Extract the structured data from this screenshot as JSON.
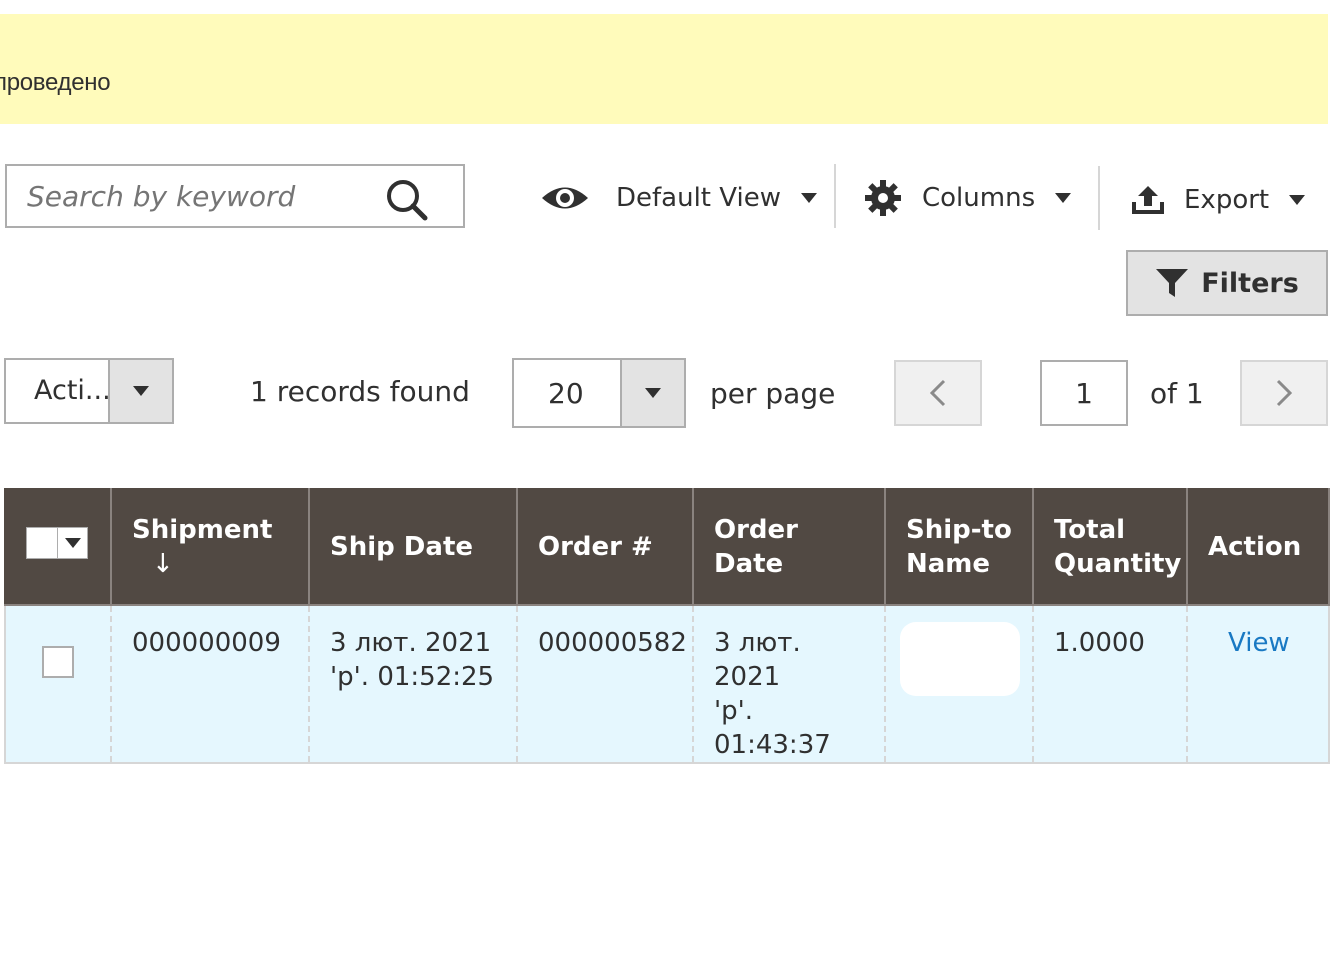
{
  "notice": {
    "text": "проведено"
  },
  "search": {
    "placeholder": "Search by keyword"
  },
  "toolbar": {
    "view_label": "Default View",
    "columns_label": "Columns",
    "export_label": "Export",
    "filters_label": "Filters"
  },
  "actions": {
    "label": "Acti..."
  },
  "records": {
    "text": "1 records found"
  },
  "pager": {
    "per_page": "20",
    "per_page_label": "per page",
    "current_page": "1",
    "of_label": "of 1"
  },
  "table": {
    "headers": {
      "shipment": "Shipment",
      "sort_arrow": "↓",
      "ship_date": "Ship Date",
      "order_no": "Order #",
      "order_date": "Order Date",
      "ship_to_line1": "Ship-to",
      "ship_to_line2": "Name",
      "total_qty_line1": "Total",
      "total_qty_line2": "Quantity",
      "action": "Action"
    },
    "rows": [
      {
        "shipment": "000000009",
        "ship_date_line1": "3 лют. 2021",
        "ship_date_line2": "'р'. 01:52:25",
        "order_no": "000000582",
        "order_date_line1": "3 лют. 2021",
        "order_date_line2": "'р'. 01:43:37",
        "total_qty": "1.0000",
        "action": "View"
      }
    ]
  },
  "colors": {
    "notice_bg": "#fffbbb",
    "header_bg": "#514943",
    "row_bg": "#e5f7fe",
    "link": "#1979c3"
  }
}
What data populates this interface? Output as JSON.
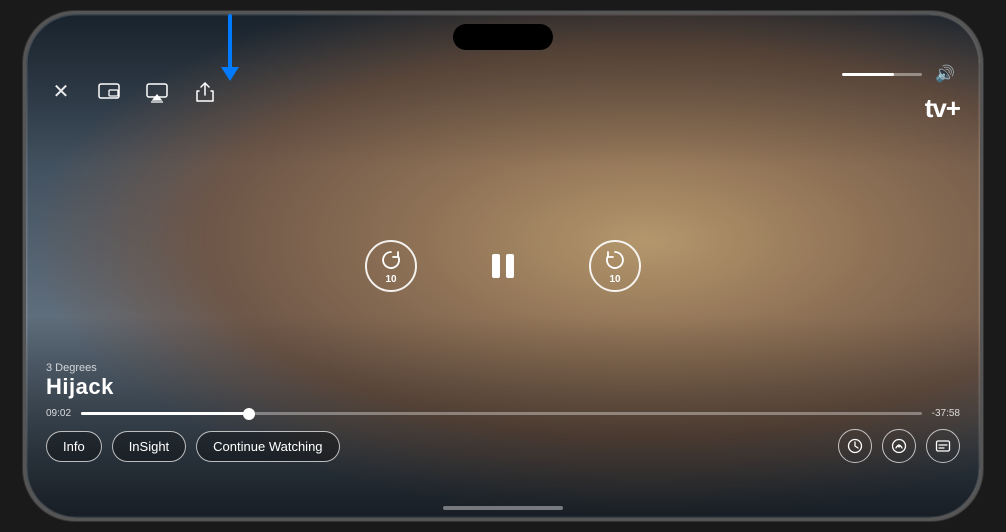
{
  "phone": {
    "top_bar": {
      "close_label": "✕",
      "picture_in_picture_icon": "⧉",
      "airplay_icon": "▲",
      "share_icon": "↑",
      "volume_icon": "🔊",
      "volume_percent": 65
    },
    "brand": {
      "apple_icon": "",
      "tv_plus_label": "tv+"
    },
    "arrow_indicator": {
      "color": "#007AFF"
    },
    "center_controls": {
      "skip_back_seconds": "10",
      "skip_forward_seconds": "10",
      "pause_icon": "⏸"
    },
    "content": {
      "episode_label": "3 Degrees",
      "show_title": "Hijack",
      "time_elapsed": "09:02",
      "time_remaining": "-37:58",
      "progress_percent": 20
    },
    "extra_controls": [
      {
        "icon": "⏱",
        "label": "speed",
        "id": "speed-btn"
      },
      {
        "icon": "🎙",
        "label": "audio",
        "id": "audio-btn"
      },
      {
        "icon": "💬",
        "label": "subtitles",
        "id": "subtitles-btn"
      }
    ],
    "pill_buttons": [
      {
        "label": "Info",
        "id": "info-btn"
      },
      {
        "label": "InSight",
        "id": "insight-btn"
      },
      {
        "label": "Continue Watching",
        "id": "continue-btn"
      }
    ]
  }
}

▸ **Exercise directions**: Nothing in the entries above should change when they are printed again, except that the pictures are dropped.

▸ **Written response**:
Extract the structured data from this screenshot as JSON.
{
  "notice": {
    "text": "проведено"
  },
  "search": {
    "placeholder": "Search by keyword"
  },
  "toolbar": {
    "view_label": "Default View",
    "columns_label": "Columns",
    "export_label": "Export",
    "filters_label": "Filters"
  },
  "actions": {
    "label": "Acti..."
  },
  "records": {
    "text": "1 records found"
  },
  "pager": {
    "per_page": "20",
    "per_page_label": "per page",
    "current_page": "1",
    "of_label": "of 1"
  },
  "table": {
    "headers": {
      "shipment": "Shipment",
      "sort_arrow": "↓",
      "ship_date": "Ship Date",
      "order_no": "Order #",
      "order_date": "Order Date",
      "ship_to_line1": "Ship-to",
      "ship_to_line2": "Name",
      "total_qty_line1": "Total",
      "total_qty_line2": "Quantity",
      "action": "Action"
    },
    "rows": [
      {
        "shipment": "000000009",
        "ship_date_line1": "3 лют. 2021",
        "ship_date_line2": "'р'. 01:52:25",
        "order_no": "000000582",
        "order_date_line1": "3 лют. 2021",
        "order_date_line2": "'р'. 01:43:37",
        "total_qty": "1.0000",
        "action": "View"
      }
    ]
  },
  "colors": {
    "notice_bg": "#fffbbb",
    "header_bg": "#514943",
    "row_bg": "#e5f7fe",
    "link": "#1979c3"
  }
}
What data populates this interface? Output as JSON.
{
  "phone": {
    "top_bar": {
      "close_label": "✕",
      "picture_in_picture_icon": "⧉",
      "airplay_icon": "▲",
      "share_icon": "↑",
      "volume_icon": "🔊",
      "volume_percent": 65
    },
    "brand": {
      "apple_icon": "",
      "tv_plus_label": "tv+"
    },
    "arrow_indicator": {
      "color": "#007AFF"
    },
    "center_controls": {
      "skip_back_seconds": "10",
      "skip_forward_seconds": "10",
      "pause_icon": "⏸"
    },
    "content": {
      "episode_label": "3 Degrees",
      "show_title": "Hijack",
      "time_elapsed": "09:02",
      "time_remaining": "-37:58",
      "progress_percent": 20
    },
    "extra_controls": [
      {
        "icon": "⏱",
        "label": "speed",
        "id": "speed-btn"
      },
      {
        "icon": "🎙",
        "label": "audio",
        "id": "audio-btn"
      },
      {
        "icon": "💬",
        "label": "subtitles",
        "id": "subtitles-btn"
      }
    ],
    "pill_buttons": [
      {
        "label": "Info",
        "id": "info-btn"
      },
      {
        "label": "InSight",
        "id": "insight-btn"
      },
      {
        "label": "Continue Watching",
        "id": "continue-btn"
      }
    ]
  }
}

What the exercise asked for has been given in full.